## Exercise task
Send back the records in full, character for character.
(begin)
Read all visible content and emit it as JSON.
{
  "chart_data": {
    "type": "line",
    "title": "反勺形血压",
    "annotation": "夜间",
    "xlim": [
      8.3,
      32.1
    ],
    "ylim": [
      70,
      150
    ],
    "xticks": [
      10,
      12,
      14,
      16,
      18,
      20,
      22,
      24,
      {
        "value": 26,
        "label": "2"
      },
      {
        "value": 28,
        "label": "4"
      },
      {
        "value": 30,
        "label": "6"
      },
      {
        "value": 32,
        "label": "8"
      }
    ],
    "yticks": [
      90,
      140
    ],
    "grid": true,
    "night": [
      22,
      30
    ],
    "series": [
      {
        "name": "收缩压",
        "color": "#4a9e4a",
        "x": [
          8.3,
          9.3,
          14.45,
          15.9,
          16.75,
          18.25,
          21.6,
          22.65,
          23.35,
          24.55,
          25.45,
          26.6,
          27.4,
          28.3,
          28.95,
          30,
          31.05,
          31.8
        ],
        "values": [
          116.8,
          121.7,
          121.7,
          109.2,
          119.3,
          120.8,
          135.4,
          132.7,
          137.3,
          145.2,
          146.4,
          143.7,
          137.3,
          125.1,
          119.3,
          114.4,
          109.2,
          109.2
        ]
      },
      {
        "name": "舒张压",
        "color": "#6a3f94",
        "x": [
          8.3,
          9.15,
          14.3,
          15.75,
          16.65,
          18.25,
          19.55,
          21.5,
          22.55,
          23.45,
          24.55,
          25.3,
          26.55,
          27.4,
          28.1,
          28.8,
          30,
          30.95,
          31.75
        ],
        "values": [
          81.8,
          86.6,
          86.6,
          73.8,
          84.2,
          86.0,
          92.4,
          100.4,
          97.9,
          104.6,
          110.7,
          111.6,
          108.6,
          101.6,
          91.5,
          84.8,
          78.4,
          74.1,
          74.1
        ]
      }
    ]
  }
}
(end)
## Output below
Read all visible content and emit it as JSON.
{
  "chart_data": {
    "type": "line",
    "title": "反勺形血压",
    "annotation": "夜间",
    "xlim": [
      8.3,
      32.1
    ],
    "ylim": [
      70,
      150
    ],
    "xticks": [
      10,
      12,
      14,
      16,
      18,
      20,
      22,
      24,
      {
        "value": 26,
        "label": "2"
      },
      {
        "value": 28,
        "label": "4"
      },
      {
        "value": 30,
        "label": "6"
      },
      {
        "value": 32,
        "label": "8"
      }
    ],
    "yticks": [
      90,
      140
    ],
    "grid": true,
    "night": [
      22,
      30
    ],
    "series": [
      {
        "name": "收缩压",
        "color": "#4a9e4a",
        "x": [
          8.3,
          9.3,
          14.45,
          15.9,
          16.75,
          18.25,
          21.6,
          22.65,
          23.35,
          24.55,
          25.45,
          26.6,
          27.4,
          28.3,
          28.95,
          30,
          31.05,
          31.8
        ],
        "values": [
          116.8,
          121.7,
          121.7,
          109.2,
          119.3,
          120.8,
          135.4,
          132.7,
          137.3,
          145.2,
          146.4,
          143.7,
          137.3,
          125.1,
          119.3,
          114.4,
          109.2,
          109.2
        ]
      },
      {
        "name": "舒张压",
        "color": "#6a3f94",
        "x": [
          8.3,
          9.15,
          14.3,
          15.75,
          16.65,
          18.25,
          19.55,
          21.5,
          22.55,
          23.45,
          24.55,
          25.3,
          26.55,
          27.4,
          28.1,
          28.8,
          30,
          30.95,
          31.75
        ],
        "values": [
          81.8,
          86.6,
          86.6,
          73.8,
          84.2,
          86.0,
          92.4,
          100.4,
          97.9,
          104.6,
          110.7,
          111.6,
          108.6,
          101.6,
          91.5,
          84.8,
          78.4,
          74.1,
          74.1
        ]
      }
    ]
  }
}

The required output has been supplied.